State the number of lines that contain the word "only", and add nothing else.

[begin Dataset]

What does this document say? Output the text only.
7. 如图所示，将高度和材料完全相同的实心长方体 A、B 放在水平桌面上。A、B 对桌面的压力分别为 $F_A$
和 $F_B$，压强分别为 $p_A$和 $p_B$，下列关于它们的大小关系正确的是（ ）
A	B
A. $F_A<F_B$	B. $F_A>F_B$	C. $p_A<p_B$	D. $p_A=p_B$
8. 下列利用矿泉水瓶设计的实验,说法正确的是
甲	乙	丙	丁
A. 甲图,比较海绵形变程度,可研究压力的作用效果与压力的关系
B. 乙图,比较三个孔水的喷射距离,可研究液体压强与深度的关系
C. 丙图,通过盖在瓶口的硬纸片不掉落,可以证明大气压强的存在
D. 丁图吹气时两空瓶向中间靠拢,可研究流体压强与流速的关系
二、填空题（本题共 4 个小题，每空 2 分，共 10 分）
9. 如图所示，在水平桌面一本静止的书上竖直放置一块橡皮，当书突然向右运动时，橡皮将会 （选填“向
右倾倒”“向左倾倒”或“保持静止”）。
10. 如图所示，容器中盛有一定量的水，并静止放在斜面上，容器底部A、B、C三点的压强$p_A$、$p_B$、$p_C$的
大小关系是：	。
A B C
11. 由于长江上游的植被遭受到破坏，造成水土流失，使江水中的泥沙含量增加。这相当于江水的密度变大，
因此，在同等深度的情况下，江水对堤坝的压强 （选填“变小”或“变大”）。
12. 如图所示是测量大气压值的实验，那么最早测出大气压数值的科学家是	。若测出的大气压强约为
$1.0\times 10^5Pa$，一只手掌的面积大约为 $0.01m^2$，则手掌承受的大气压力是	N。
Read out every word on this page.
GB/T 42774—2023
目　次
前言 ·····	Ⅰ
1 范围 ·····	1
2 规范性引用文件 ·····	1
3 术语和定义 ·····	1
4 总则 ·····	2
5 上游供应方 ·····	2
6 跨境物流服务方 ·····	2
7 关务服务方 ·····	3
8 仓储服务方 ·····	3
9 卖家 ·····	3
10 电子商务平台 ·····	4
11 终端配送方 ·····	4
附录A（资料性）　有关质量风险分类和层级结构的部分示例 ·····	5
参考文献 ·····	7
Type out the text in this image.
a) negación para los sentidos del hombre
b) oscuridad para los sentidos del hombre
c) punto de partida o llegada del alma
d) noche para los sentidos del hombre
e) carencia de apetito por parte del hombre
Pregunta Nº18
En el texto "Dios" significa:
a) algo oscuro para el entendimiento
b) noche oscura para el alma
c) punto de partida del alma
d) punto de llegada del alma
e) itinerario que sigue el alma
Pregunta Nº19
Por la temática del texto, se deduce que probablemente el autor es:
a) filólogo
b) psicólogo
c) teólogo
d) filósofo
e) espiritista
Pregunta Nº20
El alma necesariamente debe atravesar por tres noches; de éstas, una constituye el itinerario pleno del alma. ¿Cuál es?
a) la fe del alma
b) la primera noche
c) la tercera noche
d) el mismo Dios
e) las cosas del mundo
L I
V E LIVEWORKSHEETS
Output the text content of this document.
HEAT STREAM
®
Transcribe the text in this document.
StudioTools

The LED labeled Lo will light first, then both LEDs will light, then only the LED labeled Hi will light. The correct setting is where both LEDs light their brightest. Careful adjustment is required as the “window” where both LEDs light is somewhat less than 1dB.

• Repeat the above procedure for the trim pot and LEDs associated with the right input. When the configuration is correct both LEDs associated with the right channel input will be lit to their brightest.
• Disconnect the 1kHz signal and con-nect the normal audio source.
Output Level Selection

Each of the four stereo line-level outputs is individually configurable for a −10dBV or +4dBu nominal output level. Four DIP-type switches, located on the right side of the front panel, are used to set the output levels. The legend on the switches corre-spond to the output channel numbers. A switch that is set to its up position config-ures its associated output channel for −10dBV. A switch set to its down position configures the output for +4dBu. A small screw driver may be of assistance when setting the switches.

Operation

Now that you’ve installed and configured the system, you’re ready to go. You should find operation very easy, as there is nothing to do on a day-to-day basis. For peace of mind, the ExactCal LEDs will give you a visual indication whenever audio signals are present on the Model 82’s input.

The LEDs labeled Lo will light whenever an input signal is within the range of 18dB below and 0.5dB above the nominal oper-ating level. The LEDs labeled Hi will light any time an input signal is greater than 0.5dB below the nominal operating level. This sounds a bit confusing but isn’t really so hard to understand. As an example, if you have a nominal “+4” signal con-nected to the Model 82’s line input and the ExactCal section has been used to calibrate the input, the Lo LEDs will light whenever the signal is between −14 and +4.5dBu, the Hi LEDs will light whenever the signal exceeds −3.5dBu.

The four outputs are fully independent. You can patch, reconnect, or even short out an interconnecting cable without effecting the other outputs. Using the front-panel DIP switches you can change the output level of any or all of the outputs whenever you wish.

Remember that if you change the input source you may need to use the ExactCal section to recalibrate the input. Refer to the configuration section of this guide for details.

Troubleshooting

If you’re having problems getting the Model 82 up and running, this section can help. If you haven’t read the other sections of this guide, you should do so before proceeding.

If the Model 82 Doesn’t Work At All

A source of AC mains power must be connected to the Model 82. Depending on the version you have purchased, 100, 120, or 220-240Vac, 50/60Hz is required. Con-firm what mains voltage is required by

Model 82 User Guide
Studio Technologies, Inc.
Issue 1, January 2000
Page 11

[end Dataset]

● **Solved exercise**: 2